### WHAT TO PRODUCE
How many lines in this data contain the string "noise"? Reply with the number only.
■ ■ ■ ■ ■ ■ ■
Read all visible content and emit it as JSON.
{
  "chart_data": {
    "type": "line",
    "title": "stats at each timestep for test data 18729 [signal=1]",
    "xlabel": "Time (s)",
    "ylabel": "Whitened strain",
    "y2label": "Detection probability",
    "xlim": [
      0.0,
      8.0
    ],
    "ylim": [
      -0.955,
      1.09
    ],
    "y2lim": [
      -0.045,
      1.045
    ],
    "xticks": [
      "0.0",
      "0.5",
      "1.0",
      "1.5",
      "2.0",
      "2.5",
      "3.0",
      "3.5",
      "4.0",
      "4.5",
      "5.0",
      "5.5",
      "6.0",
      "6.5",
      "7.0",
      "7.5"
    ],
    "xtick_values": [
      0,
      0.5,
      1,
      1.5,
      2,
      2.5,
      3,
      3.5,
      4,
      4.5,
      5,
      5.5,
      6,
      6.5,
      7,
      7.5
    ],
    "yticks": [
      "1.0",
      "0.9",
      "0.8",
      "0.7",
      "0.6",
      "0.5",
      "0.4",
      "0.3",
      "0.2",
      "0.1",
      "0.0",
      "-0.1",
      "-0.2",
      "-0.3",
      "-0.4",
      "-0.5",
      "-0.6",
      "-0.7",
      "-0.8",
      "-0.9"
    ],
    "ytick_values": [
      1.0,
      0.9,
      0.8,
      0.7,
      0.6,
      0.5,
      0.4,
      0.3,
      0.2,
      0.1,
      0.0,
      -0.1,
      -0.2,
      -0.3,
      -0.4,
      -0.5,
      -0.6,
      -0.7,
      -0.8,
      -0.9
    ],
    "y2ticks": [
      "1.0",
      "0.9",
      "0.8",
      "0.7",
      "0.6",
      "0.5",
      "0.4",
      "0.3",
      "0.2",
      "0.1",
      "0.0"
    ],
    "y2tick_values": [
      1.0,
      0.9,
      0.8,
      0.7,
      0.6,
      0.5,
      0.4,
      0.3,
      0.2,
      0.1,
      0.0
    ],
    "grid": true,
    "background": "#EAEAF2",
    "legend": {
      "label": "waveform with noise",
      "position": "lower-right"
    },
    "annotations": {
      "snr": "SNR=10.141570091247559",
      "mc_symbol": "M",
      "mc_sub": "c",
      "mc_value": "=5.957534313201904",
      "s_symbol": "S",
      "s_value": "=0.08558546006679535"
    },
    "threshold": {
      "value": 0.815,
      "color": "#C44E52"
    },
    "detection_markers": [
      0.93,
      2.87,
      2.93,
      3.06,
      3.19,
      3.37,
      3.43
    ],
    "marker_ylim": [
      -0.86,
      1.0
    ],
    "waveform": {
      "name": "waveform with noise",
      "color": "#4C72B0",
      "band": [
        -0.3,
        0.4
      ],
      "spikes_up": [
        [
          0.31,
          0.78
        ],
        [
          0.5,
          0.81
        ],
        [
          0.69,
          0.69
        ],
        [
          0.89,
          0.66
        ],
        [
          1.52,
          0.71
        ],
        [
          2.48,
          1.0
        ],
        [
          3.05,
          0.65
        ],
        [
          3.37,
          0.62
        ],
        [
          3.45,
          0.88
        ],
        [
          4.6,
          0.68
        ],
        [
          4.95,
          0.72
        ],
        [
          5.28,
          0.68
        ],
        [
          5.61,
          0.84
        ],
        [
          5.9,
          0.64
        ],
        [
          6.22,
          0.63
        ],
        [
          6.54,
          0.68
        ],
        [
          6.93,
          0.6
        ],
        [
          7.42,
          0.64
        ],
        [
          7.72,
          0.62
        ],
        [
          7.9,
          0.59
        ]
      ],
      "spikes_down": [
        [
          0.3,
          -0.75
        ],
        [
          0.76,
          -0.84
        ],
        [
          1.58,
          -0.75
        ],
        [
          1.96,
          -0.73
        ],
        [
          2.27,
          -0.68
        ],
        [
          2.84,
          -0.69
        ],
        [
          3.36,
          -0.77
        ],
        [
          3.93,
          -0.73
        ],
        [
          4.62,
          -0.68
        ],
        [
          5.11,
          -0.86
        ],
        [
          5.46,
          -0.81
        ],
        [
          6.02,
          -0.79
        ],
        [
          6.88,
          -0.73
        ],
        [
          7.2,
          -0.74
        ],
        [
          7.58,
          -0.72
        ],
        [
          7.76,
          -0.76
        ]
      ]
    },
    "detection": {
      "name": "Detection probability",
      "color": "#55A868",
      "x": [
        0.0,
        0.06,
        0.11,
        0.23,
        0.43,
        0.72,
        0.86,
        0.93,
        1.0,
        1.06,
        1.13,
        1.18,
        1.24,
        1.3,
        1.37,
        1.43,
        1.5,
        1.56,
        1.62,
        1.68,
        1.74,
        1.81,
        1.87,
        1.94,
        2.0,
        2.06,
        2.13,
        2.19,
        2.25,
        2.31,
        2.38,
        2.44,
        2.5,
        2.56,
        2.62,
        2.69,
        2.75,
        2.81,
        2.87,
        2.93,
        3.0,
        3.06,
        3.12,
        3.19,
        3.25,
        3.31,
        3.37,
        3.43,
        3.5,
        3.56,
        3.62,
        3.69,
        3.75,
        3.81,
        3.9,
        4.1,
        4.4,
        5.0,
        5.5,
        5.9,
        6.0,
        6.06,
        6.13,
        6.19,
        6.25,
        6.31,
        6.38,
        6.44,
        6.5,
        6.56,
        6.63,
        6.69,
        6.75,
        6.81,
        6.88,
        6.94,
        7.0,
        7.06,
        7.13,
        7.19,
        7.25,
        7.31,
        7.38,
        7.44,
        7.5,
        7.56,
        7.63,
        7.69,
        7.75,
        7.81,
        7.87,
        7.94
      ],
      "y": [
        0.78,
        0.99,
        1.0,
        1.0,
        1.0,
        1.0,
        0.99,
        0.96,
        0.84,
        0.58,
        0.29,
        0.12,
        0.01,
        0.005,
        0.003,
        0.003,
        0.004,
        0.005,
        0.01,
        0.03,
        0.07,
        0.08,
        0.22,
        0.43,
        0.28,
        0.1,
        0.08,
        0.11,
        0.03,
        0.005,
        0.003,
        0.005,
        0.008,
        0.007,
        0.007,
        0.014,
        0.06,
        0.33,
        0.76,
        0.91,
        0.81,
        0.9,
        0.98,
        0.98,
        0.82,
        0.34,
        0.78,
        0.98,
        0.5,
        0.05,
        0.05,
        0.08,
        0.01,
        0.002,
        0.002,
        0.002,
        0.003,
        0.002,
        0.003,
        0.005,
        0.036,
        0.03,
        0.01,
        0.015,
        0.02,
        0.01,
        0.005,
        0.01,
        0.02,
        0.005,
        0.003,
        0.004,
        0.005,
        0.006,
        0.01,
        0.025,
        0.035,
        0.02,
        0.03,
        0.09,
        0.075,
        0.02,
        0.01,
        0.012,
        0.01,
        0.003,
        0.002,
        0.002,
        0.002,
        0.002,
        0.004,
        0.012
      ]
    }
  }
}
■ ■ ■ ■ ■ ■ ■
### COMPLETE OUTPUT
2